WHAT IS REQUIRED:
Note how many lines in the entries contain the string "นเอง", then give that number and nothing else.
((
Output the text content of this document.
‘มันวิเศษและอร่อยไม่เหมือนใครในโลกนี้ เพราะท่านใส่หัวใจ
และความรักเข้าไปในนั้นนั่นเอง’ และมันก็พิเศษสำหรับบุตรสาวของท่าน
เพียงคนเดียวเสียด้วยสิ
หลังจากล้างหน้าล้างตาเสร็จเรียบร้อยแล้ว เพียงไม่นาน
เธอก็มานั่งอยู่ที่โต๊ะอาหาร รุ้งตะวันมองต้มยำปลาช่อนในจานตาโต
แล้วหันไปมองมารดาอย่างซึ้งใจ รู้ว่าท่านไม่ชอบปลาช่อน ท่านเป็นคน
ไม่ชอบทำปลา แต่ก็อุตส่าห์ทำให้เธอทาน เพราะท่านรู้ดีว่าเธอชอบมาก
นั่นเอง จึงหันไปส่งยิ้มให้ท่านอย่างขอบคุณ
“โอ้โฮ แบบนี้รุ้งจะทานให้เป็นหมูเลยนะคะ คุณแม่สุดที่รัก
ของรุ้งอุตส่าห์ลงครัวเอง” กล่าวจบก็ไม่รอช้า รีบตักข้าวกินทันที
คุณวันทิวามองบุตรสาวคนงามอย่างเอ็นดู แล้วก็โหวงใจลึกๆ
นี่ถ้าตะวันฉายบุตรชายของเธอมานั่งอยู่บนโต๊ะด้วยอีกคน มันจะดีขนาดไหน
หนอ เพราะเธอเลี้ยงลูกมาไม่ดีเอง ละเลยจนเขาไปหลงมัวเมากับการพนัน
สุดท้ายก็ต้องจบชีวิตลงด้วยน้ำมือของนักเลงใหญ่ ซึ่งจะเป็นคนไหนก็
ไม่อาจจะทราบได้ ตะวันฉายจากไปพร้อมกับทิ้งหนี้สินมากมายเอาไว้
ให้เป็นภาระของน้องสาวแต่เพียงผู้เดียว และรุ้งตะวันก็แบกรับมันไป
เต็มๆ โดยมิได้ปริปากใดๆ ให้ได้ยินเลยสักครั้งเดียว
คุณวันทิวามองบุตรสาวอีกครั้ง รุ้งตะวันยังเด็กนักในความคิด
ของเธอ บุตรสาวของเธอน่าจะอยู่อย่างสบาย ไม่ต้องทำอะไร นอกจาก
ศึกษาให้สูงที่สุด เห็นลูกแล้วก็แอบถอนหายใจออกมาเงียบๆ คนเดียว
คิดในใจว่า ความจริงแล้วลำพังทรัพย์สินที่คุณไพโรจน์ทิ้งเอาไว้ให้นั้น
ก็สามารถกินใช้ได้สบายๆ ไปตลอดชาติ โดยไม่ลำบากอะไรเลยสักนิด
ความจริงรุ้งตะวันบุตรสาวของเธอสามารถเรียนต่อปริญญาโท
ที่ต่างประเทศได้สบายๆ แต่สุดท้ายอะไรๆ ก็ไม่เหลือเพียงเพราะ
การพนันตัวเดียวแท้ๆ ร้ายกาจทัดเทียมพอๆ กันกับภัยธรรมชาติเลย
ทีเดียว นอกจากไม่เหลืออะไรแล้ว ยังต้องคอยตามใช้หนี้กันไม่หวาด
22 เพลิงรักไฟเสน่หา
))
ANSWER FOR THE TASK:
2